Transcribe the records below exactly.
= = = =
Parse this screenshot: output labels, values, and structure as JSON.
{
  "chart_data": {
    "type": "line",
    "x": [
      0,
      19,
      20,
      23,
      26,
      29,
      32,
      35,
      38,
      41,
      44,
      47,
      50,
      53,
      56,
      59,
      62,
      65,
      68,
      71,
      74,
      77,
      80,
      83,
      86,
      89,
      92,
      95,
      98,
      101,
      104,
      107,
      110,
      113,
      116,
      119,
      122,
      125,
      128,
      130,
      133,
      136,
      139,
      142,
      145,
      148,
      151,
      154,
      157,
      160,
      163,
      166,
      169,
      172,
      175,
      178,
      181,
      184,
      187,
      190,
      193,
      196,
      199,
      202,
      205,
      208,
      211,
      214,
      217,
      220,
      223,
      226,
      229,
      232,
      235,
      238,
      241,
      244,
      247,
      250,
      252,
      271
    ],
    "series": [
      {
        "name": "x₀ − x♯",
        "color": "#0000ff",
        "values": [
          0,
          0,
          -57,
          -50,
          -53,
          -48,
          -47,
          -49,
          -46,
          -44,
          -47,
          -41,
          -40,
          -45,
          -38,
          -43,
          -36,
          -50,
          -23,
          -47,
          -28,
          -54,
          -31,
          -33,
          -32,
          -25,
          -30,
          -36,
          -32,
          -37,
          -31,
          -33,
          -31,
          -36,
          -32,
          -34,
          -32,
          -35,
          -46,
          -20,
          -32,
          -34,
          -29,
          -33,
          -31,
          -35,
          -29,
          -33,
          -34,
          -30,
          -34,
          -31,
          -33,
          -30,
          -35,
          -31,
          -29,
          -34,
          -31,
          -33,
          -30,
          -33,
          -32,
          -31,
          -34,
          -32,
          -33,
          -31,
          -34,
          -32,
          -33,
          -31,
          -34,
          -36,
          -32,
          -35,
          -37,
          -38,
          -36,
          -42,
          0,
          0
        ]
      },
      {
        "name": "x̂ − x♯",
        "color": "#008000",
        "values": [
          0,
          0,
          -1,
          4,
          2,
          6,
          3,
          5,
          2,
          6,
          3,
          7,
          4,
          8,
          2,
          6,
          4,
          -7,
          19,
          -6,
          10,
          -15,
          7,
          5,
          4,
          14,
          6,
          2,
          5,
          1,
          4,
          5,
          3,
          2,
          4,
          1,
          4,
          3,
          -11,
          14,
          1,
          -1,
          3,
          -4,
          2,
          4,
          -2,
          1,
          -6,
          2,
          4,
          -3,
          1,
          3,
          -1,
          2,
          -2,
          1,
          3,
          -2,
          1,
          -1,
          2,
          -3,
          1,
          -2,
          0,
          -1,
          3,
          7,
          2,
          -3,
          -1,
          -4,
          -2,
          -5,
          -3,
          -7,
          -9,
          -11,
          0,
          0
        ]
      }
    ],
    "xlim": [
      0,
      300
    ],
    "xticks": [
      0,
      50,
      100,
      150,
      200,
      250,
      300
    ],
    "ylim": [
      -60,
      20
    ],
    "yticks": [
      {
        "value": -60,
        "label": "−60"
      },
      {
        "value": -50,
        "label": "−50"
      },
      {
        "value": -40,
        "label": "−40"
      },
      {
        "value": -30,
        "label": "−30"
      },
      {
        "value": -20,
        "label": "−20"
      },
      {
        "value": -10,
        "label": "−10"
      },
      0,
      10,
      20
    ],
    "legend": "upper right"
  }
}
= = = =
◆ Exercise result ◆
Parse this screenshot: output labels, values, and structure as JSON.
{
  "chart_data": {
    "type": "line",
    "x": [
      0,
      19,
      20,
      23,
      26,
      29,
      32,
      35,
      38,
      41,
      44,
      47,
      50,
      53,
      56,
      59,
      62,
      65,
      68,
      71,
      74,
      77,
      80,
      83,
      86,
      89,
      92,
      95,
      98,
      101,
      104,
      107,
      110,
      113,
      116,
      119,
      122,
      125,
      128,
      130,
      133,
      136,
      139,
      142,
      145,
      148,
      151,
      154,
      157,
      160,
      163,
      166,
      169,
      172,
      175,
      178,
      181,
      184,
      187,
      190,
      193,
      196,
      199,
      202,
      205,
      208,
      211,
      214,
      217,
      220,
      223,
      226,
      229,
      232,
      235,
      238,
      241,
      244,
      247,
      250,
      252,
      271
    ],
    "series": [
      {
        "name": "x₀ − x♯",
        "color": "#0000ff",
        "values": [
          0,
          0,
          -57,
          -50,
          -53,
          -48,
          -47,
          -49,
          -46,
          -44,
          -47,
          -41,
          -40,
          -45,
          -38,
          -43,
          -36,
          -50,
          -23,
          -47,
          -28,
          -54,
          -31,
          -33,
          -32,
          -25,
          -30,
          -36,
          -32,
          -37,
          -31,
          -33,
          -31,
          -36,
          -32,
          -34,
          -32,
          -35,
          -46,
          -20,
          -32,
          -34,
          -29,
          -33,
          -31,
          -35,
          -29,
          -33,
          -34,
          -30,
          -34,
          -31,
          -33,
          -30,
          -35,
          -31,
          -29,
          -34,
          -31,
          -33,
          -30,
          -33,
          -32,
          -31,
          -34,
          -32,
          -33,
          -31,
          -34,
          -32,
          -33,
          -31,
          -34,
          -36,
          -32,
          -35,
          -37,
          -38,
          -36,
          -42,
          0,
          0
        ]
      },
      {
        "name": "x̂ − x♯",
        "color": "#008000",
        "values": [
          0,
          0,
          -1,
          4,
          2,
          6,
          3,
          5,
          2,
          6,
          3,
          7,
          4,
          8,
          2,
          6,
          4,
          -7,
          19,
          -6,
          10,
          -15,
          7,
          5,
          4,
          14,
          6,
          2,
          5,
          1,
          4,
          5,
          3,
          2,
          4,
          1,
          4,
          3,
          -11,
          14,
          1,
          -1,
          3,
          -4,
          2,
          4,
          -2,
          1,
          -6,
          2,
          4,
          -3,
          1,
          3,
          -1,
          2,
          -2,
          1,
          3,
          -2,
          1,
          -1,
          2,
          -3,
          1,
          -2,
          0,
          -1,
          3,
          7,
          2,
          -3,
          -1,
          -4,
          -2,
          -5,
          -3,
          -7,
          -9,
          -11,
          0,
          0
        ]
      }
    ],
    "xlim": [
      0,
      300
    ],
    "xticks": [
      0,
      50,
      100,
      150,
      200,
      250,
      300
    ],
    "ylim": [
      -60,
      20
    ],
    "yticks": [
      {
        "value": -60,
        "label": "−60"
      },
      {
        "value": -50,
        "label": "−50"
      },
      {
        "value": -40,
        "label": "−40"
      },
      {
        "value": -30,
        "label": "−30"
      },
      {
        "value": -20,
        "label": "−20"
      },
      {
        "value": -10,
        "label": "−10"
      },
      0,
      10,
      20
    ],
    "legend": "upper right"
  }
}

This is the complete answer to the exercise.